Filter for the word "also" and keep each matching line.

━━━━━ Data provided

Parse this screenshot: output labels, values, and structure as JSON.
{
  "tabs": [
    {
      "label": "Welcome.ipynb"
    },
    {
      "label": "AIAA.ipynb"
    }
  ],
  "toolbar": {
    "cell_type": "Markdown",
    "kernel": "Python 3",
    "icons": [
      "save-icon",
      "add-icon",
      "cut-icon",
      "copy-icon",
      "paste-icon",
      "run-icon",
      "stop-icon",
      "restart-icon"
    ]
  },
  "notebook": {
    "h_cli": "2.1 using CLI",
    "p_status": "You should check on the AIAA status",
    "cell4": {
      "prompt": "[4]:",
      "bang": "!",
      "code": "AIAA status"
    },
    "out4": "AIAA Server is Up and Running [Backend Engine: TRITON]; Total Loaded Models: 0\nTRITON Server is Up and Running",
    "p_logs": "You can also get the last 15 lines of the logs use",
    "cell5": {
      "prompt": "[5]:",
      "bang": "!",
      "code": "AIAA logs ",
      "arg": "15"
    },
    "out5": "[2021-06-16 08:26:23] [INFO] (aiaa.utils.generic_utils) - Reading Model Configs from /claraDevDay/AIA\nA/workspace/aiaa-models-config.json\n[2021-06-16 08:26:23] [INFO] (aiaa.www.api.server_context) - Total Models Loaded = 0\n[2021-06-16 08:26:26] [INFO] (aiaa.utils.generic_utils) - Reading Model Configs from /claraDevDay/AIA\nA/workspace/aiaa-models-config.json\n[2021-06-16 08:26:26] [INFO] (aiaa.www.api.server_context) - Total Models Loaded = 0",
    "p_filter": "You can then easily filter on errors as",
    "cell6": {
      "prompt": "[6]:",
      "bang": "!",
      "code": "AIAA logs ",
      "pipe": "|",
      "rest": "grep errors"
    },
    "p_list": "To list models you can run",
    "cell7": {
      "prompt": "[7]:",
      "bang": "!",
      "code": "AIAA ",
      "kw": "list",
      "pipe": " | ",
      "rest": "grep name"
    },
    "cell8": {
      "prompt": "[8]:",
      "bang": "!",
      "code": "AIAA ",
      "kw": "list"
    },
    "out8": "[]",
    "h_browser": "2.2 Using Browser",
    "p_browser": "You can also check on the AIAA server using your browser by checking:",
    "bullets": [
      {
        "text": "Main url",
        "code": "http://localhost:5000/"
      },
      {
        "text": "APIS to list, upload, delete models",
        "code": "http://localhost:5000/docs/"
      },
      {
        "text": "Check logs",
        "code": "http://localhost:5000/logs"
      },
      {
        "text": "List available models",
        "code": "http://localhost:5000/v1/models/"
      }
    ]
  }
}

━━━━━━━━━━

The result:
    "p_logs": "You can also get the last 15 lines of the logs use",
    "p_browser": "You can also check on the AIAA server using your browser by checking:",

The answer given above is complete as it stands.